### GIVEN INFORMATION

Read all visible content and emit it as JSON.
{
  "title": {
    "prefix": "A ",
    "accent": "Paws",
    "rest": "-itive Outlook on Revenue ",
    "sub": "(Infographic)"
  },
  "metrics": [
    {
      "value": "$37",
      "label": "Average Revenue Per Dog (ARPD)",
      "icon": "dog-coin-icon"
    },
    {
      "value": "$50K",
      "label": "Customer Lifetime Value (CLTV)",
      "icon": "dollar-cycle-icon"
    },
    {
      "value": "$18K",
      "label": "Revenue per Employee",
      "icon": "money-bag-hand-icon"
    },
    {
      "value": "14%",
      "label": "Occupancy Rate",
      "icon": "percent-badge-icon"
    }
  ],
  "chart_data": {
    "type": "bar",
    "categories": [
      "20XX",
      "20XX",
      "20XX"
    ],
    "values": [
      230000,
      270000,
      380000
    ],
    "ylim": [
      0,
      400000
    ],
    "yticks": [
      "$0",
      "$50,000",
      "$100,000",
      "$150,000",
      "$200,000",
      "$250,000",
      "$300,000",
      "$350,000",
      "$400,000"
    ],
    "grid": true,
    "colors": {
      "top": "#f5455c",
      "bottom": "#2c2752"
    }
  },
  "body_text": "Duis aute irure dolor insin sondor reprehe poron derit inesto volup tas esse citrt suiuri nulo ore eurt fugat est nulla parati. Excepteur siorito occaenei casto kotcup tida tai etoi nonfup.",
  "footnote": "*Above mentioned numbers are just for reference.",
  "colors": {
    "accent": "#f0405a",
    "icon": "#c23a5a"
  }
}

######

Please repeat the listing above in full and exactly.

Read all visible content and emit it as JSON.
{
  "title": {
    "prefix": "A ",
    "accent": "Paws",
    "rest": "-itive Outlook on Revenue ",
    "sub": "(Infographic)"
  },
  "metrics": [
    {
      "value": "$37",
      "label": "Average Revenue Per Dog (ARPD)",
      "icon": "dog-coin-icon"
    },
    {
      "value": "$50K",
      "label": "Customer Lifetime Value (CLTV)",
      "icon": "dollar-cycle-icon"
    },
    {
      "value": "$18K",
      "label": "Revenue per Employee",
      "icon": "money-bag-hand-icon"
    },
    {
      "value": "14%",
      "label": "Occupancy Rate",
      "icon": "percent-badge-icon"
    }
  ],
  "chart_data": {
    "type": "bar",
    "categories": [
      "20XX",
      "20XX",
      "20XX"
    ],
    "values": [
      230000,
      270000,
      380000
    ],
    "ylim": [
      0,
      400000
    ],
    "yticks": [
      "$0",
      "$50,000",
      "$100,000",
      "$150,000",
      "$200,000",
      "$250,000",
      "$300,000",
      "$350,000",
      "$400,000"
    ],
    "grid": true,
    "colors": {
      "top": "#f5455c",
      "bottom": "#2c2752"
    }
  },
  "body_text": "Duis aute irure dolor insin sondor reprehe poron derit inesto volup tas esse citrt suiuri nulo ore eurt fugat est nulla parati. Excepteur siorito occaenei casto kotcup tida tai etoi nonfup.",
  "footnote": "*Above mentioned numbers are just for reference.",
  "colors": {
    "accent": "#f0405a",
    "icon": "#c23a5a"
  }
}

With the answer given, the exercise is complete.